- Input records
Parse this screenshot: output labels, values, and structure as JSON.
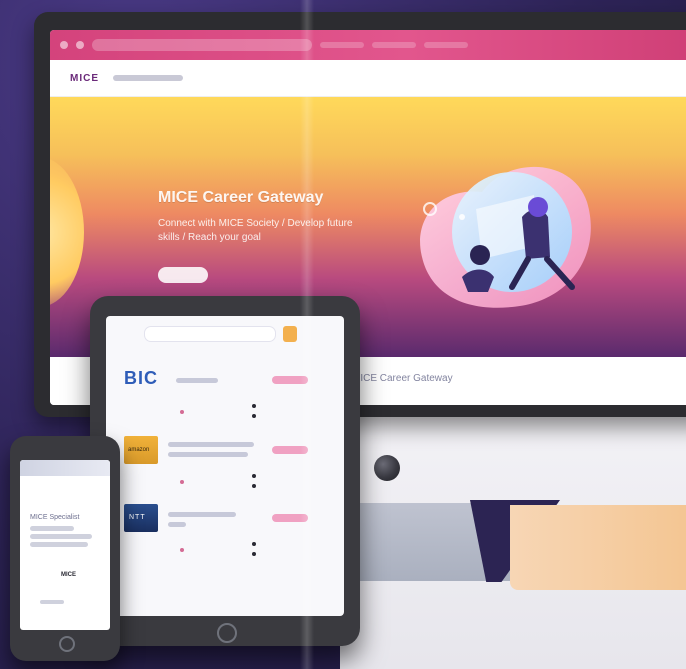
{
  "hero": {
    "title": "MICE Career Gateway",
    "subtitle": "Connect with MICE Society / Develop future skills / Reach your goal"
  },
  "section": {
    "text": "MICE Career Gateway"
  },
  "tablet": {
    "brands": {
      "bic": "BIC",
      "amazon": "amazon",
      "ntt": "NTT"
    }
  },
  "phone": {
    "title": "MICE Specialist",
    "mid": "MICE"
  },
  "colors": {
    "browser_pink": "#d4437c",
    "hero_yellow": "#ffd95a",
    "hero_purple": "#5a2a6d",
    "accent_orange": "#f3b04e",
    "bic_blue": "#2f5db8"
  }
}
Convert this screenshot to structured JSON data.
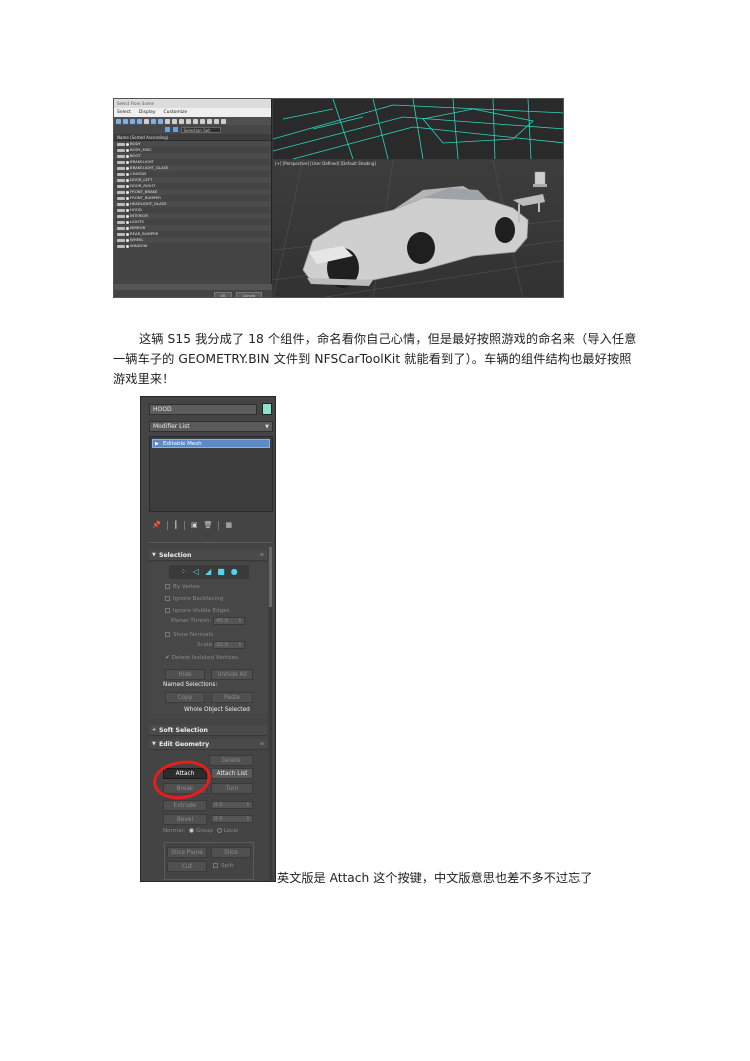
{
  "figure1": {
    "panel_title": "Select From Scene",
    "menu": [
      "Select",
      "Display",
      "Customize"
    ],
    "selection_set_label": "Selection Set:",
    "column_header": "Name (Sorted Ascending)",
    "objects": [
      "BODY",
      "BODY_MISC",
      "BOOT",
      "BRAKELIGHT",
      "BRAKELIGHT_GLASS",
      "CHASSIS",
      "DOOR_LEFT",
      "DOOR_RIGHT",
      "FRONT_BRAKE",
      "FRONT_BUMPER",
      "HEADLIGHT_GLASS",
      "HOOD",
      "INTERIOR",
      "LIGHTS",
      "MIRROR",
      "REAR_BUMPER",
      "WHEEL",
      "WINDOW"
    ],
    "ok_label": "OK",
    "cancel_label": "Cancel",
    "viewport_label": "[+] [Perspective] [User Defined] [Default Shading]"
  },
  "paragraph": "这辆 S15 我分成了 18 个组件，命名看你自己心情，但是最好按照游戏的命名来（导入任意一辆车子的 GEOMETRY.BIN 文件到 NFSCarToolKit 就能看到了）。车辆的组件结构也最好按照游戏里来！",
  "figure2": {
    "object_name": "HOOD",
    "object_color": "#8de0d0",
    "modifier_list": "Modifier List",
    "stack_item": "Editable Mesh",
    "divider_dots": "...",
    "selection": {
      "title": "Selection",
      "by_vertex": "By Vertex",
      "ignore_backfacing": "Ignore Backfacing",
      "ignore_visible_edges": "Ignore Visible Edges",
      "planar_thresh_label": "Planar Thresh:",
      "planar_thresh_value": "45.0",
      "show_normals": "Show Normals",
      "scale_label": "Scale:",
      "scale_value": "20.0",
      "delete_isolated": "Delete Isolated Vertices",
      "hide": "Hide",
      "unhide_all": "Unhide All",
      "named_selections": "Named Selections:",
      "copy": "Copy",
      "paste": "Paste",
      "status": "Whole Object Selected"
    },
    "soft_selection": {
      "title": "Soft Selection"
    },
    "edit_geometry": {
      "title": "Edit Geometry",
      "delete": "Delete",
      "attach": "Attach",
      "attach_list": "Attach List",
      "break": "Break",
      "turn": "Turn",
      "extrude": "Extrude",
      "extrude_value": "0.0",
      "bevel": "Bevel",
      "bevel_value": "0.0",
      "normal_label": "Normal:",
      "group": "Group",
      "local": "Local",
      "slice_plane": "Slice Plane",
      "slice": "Slice",
      "cut": "Cut",
      "split": "Split"
    }
  },
  "caption": "英文版是 Attach 这个按键，中文版意思也差不多不过忘了",
  "colors": {
    "highlight": "#ea1c1c",
    "accent_cyan": "#4fd6ea"
  }
}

- Aim
Reproduce each line word for word and drop the pictures.

- Written response
Parse this screenshot: output labels, values, and structure as JSON.
{
  "hero": {
    "title": "MICE Career Gateway",
    "subtitle": "Connect with MICE Society / Develop future skills / Reach your goal"
  },
  "section": {
    "text": "MICE Career Gateway"
  },
  "tablet": {
    "brands": {
      "bic": "BIC",
      "amazon": "amazon",
      "ntt": "NTT"
    }
  },
  "phone": {
    "title": "MICE Specialist",
    "mid": "MICE"
  },
  "colors": {
    "browser_pink": "#d4437c",
    "hero_yellow": "#ffd95a",
    "hero_purple": "#5a2a6d",
    "accent_orange": "#f3b04e",
    "bic_blue": "#2f5db8"
  }
}
Convert this screenshot to structured JSON data.
{
  "figure1": {
    "panel_title": "Select From Scene",
    "menu": [
      "Select",
      "Display",
      "Customize"
    ],
    "selection_set_label": "Selection Set:",
    "column_header": "Name (Sorted Ascending)",
    "objects": [
      "BODY",
      "BODY_MISC",
      "BOOT",
      "BRAKELIGHT",
      "BRAKELIGHT_GLASS",
      "CHASSIS",
      "DOOR_LEFT",
      "DOOR_RIGHT",
      "FRONT_BRAKE",
      "FRONT_BUMPER",
      "HEADLIGHT_GLASS",
      "HOOD",
      "INTERIOR",
      "LIGHTS",
      "MIRROR",
      "REAR_BUMPER",
      "WHEEL",
      "WINDOW"
    ],
    "ok_label": "OK",
    "cancel_label": "Cancel",
    "viewport_label": "[+] [Perspective] [User Defined] [Default Shading]"
  },
  "paragraph": "这辆 S15 我分成了 18 个组件，命名看你自己心情，但是最好按照游戏的命名来（导入任意一辆车子的 GEOMETRY.BIN 文件到 NFSCarToolKit 就能看到了）。车辆的组件结构也最好按照游戏里来！",
  "figure2": {
    "object_name": "HOOD",
    "object_color": "#8de0d0",
    "modifier_list": "Modifier List",
    "stack_item": "Editable Mesh",
    "divider_dots": "...",
    "selection": {
      "title": "Selection",
      "by_vertex": "By Vertex",
      "ignore_backfacing": "Ignore Backfacing",
      "ignore_visible_edges": "Ignore Visible Edges",
      "planar_thresh_label": "Planar Thresh:",
      "planar_thresh_value": "45.0",
      "show_normals": "Show Normals",
      "scale_label": "Scale:",
      "scale_value": "20.0",
      "delete_isolated": "Delete Isolated Vertices",
      "hide": "Hide",
      "unhide_all": "Unhide All",
      "named_selections": "Named Selections:",
      "copy": "Copy",
      "paste": "Paste",
      "status": "Whole Object Selected"
    },
    "soft_selection": {
      "title": "Soft Selection"
    },
    "edit_geometry": {
      "title": "Edit Geometry",
      "delete": "Delete",
      "attach": "Attach",
      "attach_list": "Attach List",
      "break": "Break",
      "turn": "Turn",
      "extrude": "Extrude",
      "extrude_value": "0.0",
      "bevel": "Bevel",
      "bevel_value": "0.0",
      "normal_label": "Normal:",
      "group": "Group",
      "local": "Local",
      "slice_plane": "Slice Plane",
      "slice": "Slice",
      "cut": "Cut",
      "split": "Split"
    }
  },
  "caption": "英文版是 Attach 这个按键，中文版意思也差不多不过忘了",
  "colors": {
    "highlight": "#ea1c1c",
    "accent_cyan": "#4fd6ea"
  }
}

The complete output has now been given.